■ Task requirements: Without the pictures, print each of the records below exactly as it appears.

■ Record set:

━━━━━━━━━━━━━━━━

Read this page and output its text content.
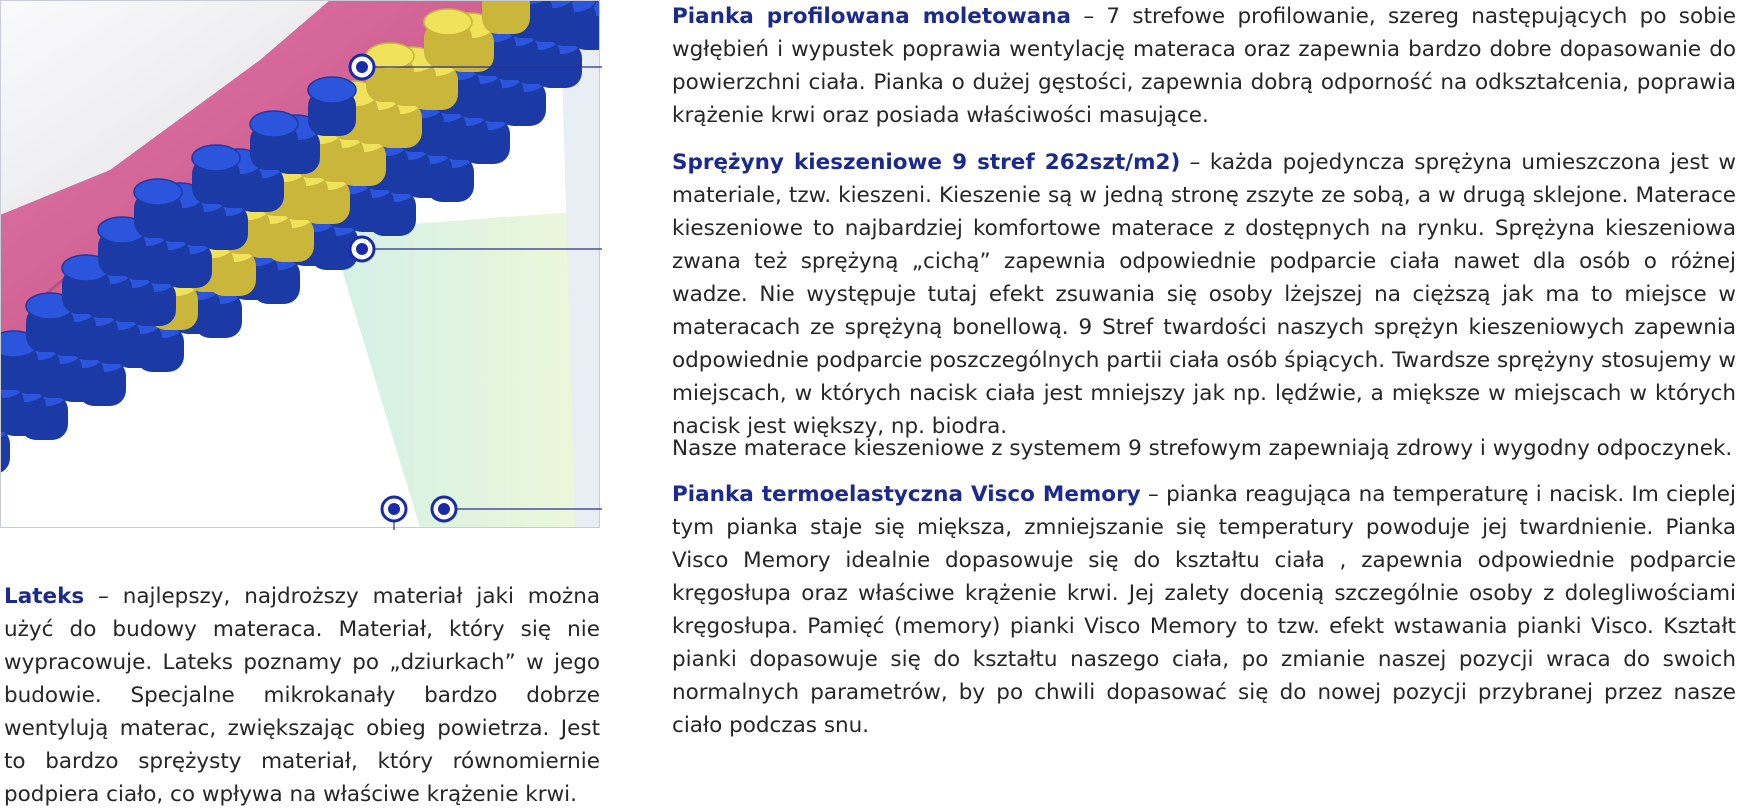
Pianka profilowana moletowana – 7 strefowe profilowanie, szereg następujących po sobie wgłębień i wypustek poprawia wentylację materaca oraz zapewnia bardzo dobre dopasowanie do powierzchni ciała. Pianka o dużej gęstości, zapewnia dobrą odporność na odkształcenia, poprawia krążenie krwi oraz posiada właściwości masujące.

Sprężyny kieszeniowe 9 stref 262szt/m2) – każda pojedyncza sprężyna umieszczona jest w materiale, tzw. kieszeni. Kieszenie są w jedną stronę zszyte ze sobą, a w drugą sklejone. Materace kieszeniowe to najbardziej komfortowe materace z dostępnych na rynku. Sprężyna kieszeniowa zwana też sprężyną „cichą” zapewnia odpowiednie podparcie ciała nawet dla osób o różnej wadze. Nie występuje tutaj efekt zsuwania się osoby lżejszej na cięższą jak ma to miejsce w materacach ze sprężyną bonellową. 9 Stref twardości naszych sprężyn kieszeniowych zapewnia odpowiednie podparcie poszczególnych partii ciała osób śpiących. Twardsze sprężyny stosujemy w miejscach, w których nacisk ciała jest mniejszy jak np. lędźwie, a miększe w miejscach w których nacisk jest większy, np. biodra.

Nasze materace kieszeniowe z systemem 9 strefowym zapewniają zdrowy i wygodny odpoczynek.

Pianka termoelastyczna Visco Memory – pianka reagująca na temperaturę i nacisk. Im cieplej tym pianka staje się miększa, zmniejszanie się temperatury powoduje jej twardnienie. Pianka Visco Memory idealnie dopasowuje się do kształtu ciała , zapewnia odpowiednie podparcie kręgosłupa oraz właściwe krążenie krwi. Jej zalety docenią szczególnie osoby z dolegliwościami kręgosłupa. Pamięć (memory) pianki Visco Memory to tzw. efekt wstawania pianki Visco. Kształt pianki dopasowuje się do kształtu naszego ciała, po zmianie naszej pozycji wraca do swoich normalnych parametrów, by po chwili dopasować się do nowej pozycji przybranej przez nasze ciało podczas snu.

Lateks – najlepszy, najdroższy materiał jaki można użyć do budowy materaca. Materiał, który się nie wypracowuje. Lateks poznamy po „dziurkach” w jego budowie. Specjalne mikrokanały bardzo dobrze wentylują materac, zwiększając obieg powietrza. Jest to bardzo sprężysty materiał, który równomiernie podpiera ciało, co wpływa na właściwe krążenie krwi.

━━━━━━━━━━━━━━━━

■ The output:
Read this page and output its text content.
Pianka profilowana moletowana – 7 strefowe profilowanie, szereg następujących po sobie wgłębień i wypustek poprawia wentylację materaca oraz zapewnia bardzo dobre dopasowanie do powierzchni ciała. Pianka o dużej gęstości, zapewnia dobrą odporność na odkształcenia, poprawia krążenie krwi oraz posiada właściwości masujące.

Sprężyny kieszeniowe 9 stref 262szt/m2) – każda pojedyncza sprężyna umieszczona jest w materiale, tzw. kieszeni. Kieszenie są w jedną stronę zszyte ze sobą, a w drugą sklejone. Materace kieszeniowe to najbardziej komfortowe materace z dostępnych na rynku. Sprężyna kieszeniowa zwana też sprężyną „cichą” zapewnia odpowiednie podparcie ciała nawet dla osób o różnej wadze. Nie występuje tutaj efekt zsuwania się osoby lżejszej na cięższą jak ma to miejsce w materacach ze sprężyną bonellową. 9 Stref twardości naszych sprężyn kieszeniowych zapewnia odpowiednie podparcie poszczególnych partii ciała osób śpiących. Twardsze sprężyny stosujemy w miejscach, w których nacisk ciała jest mniejszy jak np. lędźwie, a miększe w miejscach w których nacisk jest większy, np. biodra.

Nasze materace kieszeniowe z systemem 9 strefowym zapewniają zdrowy i wygodny odpoczynek.

Pianka termoelastyczna Visco Memory – pianka reagująca na temperaturę i nacisk. Im cieplej tym pianka staje się miększa, zmniejszanie się temperatury powoduje jej twardnienie. Pianka Visco Memory idealnie dopasowuje się do kształtu ciała , zapewnia odpowiednie podparcie kręgosłupa oraz właściwe krążenie krwi. Jej zalety docenią szczególnie osoby z dolegliwościami kręgosłupa. Pamięć (memory) pianki Visco Memory to tzw. efekt wstawania pianki Visco. Kształt pianki dopasowuje się do kształtu naszego ciała, po zmianie naszej pozycji wraca do swoich normalnych parametrów, by po chwili dopasować się do nowej pozycji przybranej przez nasze ciało podczas snu.

Lateks – najlepszy, najdroższy materiał jaki można użyć do budowy materaca. Materiał, który się nie wypracowuje. Lateks poznamy po „dziurkach” w jego budowie. Specjalne mikrokanały bardzo dobrze wentylują materac, zwiększając obieg powietrza. Jest to bardzo sprężysty materiał, który równomiernie podpiera ciało, co wpływa na właściwe krążenie krwi.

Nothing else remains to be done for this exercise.